## Task requirements:
Check every line of the material below for "feedback". Give the number of lines that have it, and only that.

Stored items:

◇ ◇ ◇

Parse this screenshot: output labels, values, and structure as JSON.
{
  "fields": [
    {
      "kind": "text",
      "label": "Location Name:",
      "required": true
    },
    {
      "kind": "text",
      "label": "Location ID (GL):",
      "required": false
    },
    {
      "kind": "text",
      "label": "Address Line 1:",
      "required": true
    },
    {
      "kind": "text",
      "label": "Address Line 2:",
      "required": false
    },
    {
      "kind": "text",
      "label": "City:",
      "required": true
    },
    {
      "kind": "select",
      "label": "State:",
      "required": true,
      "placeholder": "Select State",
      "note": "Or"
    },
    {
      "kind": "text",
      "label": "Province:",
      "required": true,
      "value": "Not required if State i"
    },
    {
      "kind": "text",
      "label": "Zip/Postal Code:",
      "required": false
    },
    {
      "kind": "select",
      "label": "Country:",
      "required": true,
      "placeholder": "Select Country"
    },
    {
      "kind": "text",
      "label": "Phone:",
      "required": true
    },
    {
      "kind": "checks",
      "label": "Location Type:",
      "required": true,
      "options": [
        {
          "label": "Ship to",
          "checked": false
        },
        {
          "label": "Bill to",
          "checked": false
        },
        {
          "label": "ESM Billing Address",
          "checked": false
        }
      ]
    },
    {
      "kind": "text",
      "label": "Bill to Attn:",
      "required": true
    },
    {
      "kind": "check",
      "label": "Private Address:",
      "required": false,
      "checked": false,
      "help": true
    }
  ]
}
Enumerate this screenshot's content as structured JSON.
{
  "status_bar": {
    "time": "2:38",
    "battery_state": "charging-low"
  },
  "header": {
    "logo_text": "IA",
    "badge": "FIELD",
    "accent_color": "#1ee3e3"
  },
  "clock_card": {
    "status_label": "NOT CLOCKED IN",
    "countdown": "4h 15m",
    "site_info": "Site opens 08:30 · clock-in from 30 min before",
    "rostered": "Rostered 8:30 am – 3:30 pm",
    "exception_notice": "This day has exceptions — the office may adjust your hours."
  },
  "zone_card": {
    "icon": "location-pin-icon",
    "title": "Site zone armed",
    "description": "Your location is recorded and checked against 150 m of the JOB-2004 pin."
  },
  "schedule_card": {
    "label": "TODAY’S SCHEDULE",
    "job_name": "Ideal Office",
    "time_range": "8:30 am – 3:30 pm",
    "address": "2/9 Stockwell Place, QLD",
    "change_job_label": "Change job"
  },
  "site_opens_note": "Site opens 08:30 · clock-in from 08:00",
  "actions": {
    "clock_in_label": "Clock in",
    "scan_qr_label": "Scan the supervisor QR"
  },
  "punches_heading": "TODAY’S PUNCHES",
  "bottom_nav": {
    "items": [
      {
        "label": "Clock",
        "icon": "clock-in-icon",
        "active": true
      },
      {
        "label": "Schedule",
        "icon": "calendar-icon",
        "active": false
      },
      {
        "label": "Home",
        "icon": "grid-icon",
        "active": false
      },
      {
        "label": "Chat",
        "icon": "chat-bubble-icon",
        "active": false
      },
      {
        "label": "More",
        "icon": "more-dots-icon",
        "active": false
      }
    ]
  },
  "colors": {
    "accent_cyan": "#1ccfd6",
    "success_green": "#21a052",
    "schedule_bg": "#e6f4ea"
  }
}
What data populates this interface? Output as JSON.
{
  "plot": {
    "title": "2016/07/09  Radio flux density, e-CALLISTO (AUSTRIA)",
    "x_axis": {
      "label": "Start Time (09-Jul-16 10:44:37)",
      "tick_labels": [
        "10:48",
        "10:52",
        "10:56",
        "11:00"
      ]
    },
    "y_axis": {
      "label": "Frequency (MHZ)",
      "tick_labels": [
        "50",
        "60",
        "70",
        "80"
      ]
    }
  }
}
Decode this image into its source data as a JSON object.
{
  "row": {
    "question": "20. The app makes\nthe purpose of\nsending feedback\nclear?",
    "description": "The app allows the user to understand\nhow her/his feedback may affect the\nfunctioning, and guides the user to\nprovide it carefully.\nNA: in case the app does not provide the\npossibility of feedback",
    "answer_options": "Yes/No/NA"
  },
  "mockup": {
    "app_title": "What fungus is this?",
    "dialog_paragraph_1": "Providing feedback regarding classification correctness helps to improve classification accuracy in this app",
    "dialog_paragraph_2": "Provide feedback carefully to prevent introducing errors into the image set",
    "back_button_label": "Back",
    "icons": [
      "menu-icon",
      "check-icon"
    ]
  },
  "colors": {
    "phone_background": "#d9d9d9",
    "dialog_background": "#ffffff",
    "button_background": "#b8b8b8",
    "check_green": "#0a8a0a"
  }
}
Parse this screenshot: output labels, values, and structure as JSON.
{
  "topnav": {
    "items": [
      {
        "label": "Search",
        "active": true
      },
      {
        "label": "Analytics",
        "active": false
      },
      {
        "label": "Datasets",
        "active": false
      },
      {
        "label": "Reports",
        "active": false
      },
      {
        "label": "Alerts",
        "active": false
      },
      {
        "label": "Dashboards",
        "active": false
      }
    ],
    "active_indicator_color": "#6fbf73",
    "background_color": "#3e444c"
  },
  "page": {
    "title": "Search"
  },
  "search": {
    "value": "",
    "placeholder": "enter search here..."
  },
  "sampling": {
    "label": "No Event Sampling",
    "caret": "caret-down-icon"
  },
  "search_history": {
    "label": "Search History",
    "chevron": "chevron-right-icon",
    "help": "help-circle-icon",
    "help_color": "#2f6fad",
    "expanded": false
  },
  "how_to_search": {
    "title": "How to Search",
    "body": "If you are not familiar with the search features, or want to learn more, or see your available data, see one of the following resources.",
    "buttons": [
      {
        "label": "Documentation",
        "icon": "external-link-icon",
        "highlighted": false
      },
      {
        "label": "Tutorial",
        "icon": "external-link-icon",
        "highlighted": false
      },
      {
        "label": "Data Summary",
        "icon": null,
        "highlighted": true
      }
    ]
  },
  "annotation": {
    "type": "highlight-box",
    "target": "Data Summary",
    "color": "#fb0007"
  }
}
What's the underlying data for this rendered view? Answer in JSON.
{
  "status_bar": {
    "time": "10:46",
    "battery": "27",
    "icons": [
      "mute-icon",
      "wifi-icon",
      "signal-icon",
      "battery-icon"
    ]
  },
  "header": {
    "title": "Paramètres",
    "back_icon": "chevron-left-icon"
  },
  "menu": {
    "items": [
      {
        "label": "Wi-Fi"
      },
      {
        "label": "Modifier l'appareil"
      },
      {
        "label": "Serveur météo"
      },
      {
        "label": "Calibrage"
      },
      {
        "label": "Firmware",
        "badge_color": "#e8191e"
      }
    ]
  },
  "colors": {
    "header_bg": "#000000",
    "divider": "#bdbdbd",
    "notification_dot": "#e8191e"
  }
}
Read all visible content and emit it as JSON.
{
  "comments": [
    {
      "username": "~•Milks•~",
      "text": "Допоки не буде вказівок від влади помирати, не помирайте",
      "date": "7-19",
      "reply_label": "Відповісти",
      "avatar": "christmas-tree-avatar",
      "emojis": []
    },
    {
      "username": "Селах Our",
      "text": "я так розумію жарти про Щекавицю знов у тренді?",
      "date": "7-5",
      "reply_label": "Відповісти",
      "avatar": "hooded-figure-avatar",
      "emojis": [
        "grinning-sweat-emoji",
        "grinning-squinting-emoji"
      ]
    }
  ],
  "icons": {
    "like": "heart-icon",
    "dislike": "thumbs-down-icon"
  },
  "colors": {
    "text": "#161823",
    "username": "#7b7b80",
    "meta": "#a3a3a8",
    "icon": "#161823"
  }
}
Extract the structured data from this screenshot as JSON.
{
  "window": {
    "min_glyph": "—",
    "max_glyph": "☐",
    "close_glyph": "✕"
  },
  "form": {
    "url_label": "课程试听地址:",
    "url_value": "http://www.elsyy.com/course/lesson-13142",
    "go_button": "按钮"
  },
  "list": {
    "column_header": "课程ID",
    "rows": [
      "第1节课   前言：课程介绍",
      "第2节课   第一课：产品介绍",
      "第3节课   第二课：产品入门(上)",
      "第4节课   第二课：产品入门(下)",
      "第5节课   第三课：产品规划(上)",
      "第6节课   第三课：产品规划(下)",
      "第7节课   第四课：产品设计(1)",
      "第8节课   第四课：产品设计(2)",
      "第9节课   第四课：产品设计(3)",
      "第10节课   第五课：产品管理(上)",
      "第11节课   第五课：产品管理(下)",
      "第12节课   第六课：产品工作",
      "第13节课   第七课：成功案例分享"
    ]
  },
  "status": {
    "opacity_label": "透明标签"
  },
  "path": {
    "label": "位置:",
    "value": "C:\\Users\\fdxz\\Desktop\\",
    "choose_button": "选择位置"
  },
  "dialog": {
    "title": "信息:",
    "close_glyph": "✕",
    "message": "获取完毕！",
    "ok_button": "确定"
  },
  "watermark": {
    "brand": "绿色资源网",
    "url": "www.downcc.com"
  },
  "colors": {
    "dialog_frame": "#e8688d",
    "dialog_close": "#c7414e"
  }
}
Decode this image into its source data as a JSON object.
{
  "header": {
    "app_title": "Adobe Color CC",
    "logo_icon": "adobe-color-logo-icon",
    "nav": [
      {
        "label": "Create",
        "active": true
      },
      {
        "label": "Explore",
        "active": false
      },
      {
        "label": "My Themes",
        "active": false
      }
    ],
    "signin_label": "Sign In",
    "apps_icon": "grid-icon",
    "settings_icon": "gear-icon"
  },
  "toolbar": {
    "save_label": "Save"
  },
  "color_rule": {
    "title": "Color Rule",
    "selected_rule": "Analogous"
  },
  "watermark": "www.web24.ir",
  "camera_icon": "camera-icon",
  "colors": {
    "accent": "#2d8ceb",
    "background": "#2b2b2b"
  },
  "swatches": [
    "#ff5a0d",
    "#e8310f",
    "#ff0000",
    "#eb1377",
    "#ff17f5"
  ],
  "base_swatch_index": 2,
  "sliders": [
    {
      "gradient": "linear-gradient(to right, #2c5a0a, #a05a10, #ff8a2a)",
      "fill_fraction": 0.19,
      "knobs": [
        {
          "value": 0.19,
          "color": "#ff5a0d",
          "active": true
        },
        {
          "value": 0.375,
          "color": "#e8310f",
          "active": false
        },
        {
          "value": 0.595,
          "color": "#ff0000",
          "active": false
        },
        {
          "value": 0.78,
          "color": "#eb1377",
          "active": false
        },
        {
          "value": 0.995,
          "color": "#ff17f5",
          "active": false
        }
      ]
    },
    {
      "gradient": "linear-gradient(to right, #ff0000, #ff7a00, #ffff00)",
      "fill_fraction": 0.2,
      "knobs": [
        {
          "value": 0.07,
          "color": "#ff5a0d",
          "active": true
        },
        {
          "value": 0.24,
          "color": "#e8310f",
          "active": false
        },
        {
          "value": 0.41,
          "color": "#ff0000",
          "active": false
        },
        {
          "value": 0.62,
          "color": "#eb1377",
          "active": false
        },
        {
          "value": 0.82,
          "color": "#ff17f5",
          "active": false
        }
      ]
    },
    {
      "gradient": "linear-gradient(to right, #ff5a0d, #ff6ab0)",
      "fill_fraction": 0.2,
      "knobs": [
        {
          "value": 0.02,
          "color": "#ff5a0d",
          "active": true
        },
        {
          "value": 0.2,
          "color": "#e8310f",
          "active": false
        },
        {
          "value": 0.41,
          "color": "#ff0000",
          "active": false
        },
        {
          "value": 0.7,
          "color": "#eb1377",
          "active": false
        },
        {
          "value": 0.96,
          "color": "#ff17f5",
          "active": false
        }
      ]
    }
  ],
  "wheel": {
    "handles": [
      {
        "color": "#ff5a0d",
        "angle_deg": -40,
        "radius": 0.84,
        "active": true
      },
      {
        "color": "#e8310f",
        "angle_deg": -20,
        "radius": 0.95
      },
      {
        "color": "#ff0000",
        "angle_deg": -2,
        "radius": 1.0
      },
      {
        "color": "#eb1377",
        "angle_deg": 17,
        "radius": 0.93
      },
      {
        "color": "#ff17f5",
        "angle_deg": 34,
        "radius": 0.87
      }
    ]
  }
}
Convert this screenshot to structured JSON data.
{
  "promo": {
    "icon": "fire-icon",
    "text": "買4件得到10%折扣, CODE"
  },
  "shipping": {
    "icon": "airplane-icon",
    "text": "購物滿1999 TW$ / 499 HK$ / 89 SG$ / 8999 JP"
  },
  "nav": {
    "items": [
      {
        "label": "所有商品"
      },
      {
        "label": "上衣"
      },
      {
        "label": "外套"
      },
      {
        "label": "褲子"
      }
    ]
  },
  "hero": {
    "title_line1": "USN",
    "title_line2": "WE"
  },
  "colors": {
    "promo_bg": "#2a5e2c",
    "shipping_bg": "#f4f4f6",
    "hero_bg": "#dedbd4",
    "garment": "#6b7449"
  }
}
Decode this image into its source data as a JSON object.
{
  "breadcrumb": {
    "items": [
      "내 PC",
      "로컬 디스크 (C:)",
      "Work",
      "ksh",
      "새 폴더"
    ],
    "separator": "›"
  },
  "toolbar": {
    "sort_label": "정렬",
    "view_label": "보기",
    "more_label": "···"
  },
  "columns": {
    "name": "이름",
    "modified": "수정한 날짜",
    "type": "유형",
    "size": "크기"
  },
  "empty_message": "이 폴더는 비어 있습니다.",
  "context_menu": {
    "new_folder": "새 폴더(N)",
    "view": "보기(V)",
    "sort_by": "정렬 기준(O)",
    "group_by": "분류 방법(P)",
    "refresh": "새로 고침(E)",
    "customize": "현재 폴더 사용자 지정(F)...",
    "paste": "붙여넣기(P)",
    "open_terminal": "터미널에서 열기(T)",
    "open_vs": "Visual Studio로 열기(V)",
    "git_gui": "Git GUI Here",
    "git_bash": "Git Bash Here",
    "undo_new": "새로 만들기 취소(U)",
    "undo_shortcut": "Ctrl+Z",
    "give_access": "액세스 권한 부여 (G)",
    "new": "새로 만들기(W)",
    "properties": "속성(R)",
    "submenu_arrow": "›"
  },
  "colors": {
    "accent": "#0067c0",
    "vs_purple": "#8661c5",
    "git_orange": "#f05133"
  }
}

◇ ◇ ◇

## Solution for this task:
4